— Start Given records —

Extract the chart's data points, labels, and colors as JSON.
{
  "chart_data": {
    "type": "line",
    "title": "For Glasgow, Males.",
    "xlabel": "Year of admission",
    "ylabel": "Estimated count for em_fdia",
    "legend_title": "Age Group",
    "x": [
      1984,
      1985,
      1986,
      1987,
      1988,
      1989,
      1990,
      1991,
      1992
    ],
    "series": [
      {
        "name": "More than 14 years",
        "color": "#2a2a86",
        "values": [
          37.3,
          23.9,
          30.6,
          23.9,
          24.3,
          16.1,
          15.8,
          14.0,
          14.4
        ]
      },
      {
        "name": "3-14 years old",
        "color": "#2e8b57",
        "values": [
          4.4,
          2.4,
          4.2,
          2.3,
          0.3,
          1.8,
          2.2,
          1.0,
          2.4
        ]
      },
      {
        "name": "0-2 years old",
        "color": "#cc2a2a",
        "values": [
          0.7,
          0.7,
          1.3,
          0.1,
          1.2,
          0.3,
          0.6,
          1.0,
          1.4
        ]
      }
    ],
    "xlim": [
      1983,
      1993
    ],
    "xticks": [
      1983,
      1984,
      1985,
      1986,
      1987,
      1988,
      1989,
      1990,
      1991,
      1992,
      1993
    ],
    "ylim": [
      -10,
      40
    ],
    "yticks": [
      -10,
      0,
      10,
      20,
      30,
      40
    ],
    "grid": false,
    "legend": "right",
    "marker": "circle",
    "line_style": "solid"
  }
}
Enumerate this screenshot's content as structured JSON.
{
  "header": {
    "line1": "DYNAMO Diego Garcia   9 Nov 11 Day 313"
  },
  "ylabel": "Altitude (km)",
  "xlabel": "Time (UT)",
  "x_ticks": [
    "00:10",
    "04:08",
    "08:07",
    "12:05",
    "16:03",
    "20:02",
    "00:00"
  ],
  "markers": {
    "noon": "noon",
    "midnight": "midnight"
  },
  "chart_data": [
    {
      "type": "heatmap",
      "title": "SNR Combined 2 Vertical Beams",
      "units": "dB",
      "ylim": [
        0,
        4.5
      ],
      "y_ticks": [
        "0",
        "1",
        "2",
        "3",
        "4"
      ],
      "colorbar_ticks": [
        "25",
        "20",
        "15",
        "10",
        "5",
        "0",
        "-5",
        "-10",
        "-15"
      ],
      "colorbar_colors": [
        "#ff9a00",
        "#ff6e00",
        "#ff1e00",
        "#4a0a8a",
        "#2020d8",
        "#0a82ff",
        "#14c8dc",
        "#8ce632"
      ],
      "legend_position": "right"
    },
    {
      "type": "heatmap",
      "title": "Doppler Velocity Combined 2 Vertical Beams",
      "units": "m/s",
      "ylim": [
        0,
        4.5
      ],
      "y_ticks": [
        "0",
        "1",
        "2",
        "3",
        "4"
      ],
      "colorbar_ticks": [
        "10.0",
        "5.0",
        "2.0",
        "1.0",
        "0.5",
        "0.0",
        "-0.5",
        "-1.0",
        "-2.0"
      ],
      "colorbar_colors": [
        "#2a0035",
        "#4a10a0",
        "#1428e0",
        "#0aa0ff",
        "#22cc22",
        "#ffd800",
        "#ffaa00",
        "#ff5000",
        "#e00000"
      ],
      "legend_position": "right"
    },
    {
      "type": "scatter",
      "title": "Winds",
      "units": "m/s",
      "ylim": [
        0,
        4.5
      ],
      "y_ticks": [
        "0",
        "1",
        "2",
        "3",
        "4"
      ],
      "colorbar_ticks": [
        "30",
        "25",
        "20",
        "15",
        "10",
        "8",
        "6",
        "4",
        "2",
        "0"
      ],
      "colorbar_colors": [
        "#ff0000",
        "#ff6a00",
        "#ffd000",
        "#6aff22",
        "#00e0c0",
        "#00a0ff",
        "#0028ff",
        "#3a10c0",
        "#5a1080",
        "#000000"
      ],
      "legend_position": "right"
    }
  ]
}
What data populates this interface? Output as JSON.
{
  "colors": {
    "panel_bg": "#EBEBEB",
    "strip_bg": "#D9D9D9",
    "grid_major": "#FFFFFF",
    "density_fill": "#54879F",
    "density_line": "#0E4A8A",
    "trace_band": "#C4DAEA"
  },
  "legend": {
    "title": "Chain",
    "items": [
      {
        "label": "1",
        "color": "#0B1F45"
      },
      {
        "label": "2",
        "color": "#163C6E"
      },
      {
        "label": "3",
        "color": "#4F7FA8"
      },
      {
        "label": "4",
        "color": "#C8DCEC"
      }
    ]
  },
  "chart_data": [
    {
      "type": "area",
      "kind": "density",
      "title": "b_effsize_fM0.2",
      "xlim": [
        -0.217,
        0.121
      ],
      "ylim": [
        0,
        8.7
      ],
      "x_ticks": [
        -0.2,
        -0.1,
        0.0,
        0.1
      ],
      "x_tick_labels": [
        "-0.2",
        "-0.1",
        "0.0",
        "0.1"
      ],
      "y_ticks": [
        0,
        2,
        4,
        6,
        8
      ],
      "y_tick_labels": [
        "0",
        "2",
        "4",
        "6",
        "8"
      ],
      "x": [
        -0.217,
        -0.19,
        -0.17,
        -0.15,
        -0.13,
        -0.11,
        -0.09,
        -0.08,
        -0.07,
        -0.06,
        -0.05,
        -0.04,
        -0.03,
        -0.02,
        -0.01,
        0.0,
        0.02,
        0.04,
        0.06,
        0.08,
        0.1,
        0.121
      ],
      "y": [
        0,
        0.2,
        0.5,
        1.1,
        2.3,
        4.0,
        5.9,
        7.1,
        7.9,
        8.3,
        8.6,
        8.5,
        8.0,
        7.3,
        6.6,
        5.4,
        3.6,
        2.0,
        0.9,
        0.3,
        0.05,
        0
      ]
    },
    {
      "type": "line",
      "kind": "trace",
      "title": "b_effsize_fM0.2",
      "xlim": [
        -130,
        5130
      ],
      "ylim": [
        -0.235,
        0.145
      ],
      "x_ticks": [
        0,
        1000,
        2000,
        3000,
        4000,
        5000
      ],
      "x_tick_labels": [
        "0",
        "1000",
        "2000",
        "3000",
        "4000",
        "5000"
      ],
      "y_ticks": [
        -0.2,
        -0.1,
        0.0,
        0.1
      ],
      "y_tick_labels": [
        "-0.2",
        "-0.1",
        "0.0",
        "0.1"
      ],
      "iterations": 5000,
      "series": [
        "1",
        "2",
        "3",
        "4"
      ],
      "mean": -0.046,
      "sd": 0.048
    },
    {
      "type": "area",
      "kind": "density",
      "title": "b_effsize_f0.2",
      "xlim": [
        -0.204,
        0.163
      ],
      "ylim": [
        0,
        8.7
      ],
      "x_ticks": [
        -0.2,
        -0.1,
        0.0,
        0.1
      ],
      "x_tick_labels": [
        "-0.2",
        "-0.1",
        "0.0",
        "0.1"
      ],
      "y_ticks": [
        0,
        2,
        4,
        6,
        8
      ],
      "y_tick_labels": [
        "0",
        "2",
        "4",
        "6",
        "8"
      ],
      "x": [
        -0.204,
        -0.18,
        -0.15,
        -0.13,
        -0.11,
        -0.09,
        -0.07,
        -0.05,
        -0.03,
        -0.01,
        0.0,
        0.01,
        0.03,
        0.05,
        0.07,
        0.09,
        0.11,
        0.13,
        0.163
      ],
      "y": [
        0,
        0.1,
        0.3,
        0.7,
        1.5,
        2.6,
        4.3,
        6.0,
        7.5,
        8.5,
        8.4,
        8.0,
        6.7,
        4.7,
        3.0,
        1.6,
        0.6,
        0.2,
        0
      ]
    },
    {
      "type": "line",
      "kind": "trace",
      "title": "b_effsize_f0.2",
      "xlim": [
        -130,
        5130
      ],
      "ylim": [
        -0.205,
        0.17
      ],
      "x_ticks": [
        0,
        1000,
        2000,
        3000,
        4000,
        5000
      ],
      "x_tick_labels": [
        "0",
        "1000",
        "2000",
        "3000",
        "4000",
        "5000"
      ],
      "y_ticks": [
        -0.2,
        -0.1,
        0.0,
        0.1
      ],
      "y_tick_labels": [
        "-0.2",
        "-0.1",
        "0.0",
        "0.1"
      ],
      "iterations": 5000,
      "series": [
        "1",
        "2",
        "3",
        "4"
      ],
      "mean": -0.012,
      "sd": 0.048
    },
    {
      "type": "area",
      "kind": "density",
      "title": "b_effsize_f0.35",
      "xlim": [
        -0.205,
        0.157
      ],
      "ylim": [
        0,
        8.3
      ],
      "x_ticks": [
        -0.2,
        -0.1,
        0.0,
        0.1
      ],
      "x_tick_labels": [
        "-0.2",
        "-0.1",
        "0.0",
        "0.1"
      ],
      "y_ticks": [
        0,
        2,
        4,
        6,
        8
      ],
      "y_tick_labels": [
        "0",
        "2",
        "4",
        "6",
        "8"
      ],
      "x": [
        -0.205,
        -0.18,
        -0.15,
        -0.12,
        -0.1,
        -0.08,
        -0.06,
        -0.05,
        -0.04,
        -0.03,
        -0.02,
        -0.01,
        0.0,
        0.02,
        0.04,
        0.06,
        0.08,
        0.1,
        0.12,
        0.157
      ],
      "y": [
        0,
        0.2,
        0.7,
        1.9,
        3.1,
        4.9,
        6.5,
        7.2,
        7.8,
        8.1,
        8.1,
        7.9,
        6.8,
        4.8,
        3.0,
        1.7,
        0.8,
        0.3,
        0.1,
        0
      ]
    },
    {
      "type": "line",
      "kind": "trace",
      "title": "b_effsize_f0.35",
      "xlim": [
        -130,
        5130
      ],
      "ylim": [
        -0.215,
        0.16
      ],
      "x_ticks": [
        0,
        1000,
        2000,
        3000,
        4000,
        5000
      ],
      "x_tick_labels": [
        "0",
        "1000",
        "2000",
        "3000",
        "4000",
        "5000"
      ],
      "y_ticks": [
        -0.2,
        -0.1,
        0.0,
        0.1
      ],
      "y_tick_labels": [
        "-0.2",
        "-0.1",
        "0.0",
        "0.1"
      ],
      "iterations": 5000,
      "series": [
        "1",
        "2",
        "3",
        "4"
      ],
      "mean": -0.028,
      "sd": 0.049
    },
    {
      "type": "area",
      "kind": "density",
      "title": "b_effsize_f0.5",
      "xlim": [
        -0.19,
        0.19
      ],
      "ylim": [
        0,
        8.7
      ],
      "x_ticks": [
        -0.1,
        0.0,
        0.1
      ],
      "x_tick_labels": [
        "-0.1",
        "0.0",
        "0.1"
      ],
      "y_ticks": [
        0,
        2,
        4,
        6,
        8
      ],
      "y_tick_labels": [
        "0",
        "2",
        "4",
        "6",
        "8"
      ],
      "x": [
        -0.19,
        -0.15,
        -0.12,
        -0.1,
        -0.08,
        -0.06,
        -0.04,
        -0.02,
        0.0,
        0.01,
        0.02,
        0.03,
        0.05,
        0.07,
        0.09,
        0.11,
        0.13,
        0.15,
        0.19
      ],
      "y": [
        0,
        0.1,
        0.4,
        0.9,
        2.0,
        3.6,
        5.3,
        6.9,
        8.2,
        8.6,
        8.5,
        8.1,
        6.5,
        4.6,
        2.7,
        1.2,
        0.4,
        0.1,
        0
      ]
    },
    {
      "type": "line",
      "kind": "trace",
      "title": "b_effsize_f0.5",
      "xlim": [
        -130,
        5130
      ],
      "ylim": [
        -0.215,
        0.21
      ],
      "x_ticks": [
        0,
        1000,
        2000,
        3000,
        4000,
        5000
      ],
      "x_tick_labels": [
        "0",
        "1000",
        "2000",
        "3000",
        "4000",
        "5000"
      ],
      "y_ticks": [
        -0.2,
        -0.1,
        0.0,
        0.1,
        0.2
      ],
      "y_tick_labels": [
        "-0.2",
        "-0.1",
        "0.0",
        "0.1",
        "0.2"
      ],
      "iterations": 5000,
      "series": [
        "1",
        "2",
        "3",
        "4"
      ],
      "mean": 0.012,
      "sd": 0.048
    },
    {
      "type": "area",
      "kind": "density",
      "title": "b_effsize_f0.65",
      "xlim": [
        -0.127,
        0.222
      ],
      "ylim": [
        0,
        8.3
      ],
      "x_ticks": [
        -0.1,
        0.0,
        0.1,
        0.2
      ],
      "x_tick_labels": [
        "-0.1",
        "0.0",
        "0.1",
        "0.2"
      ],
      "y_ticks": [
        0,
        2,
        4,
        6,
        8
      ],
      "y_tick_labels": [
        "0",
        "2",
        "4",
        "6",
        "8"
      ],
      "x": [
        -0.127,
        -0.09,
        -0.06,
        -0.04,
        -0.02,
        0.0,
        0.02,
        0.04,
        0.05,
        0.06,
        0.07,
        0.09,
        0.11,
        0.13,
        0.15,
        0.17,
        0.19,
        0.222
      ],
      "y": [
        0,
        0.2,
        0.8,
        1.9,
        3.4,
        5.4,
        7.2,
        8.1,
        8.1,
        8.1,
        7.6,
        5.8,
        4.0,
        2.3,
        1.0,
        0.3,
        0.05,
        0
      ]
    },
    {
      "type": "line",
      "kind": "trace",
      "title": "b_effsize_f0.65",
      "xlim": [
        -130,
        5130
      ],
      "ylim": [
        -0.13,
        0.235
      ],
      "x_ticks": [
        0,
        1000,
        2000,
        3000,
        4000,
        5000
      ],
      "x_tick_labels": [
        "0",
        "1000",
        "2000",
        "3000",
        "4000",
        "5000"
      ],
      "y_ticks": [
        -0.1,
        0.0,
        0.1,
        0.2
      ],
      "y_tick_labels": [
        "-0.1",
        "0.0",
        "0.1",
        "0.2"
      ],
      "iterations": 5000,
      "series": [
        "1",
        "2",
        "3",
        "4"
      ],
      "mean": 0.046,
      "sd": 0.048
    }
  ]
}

— End Given records —

__Task brief__
Go through the records and show every line with the string "mean" in it.

__The result__
      "mean": -0.046,
      "mean": -0.012,
      "mean": -0.028,
      "mean": 0.012,
      "mean": 0.046,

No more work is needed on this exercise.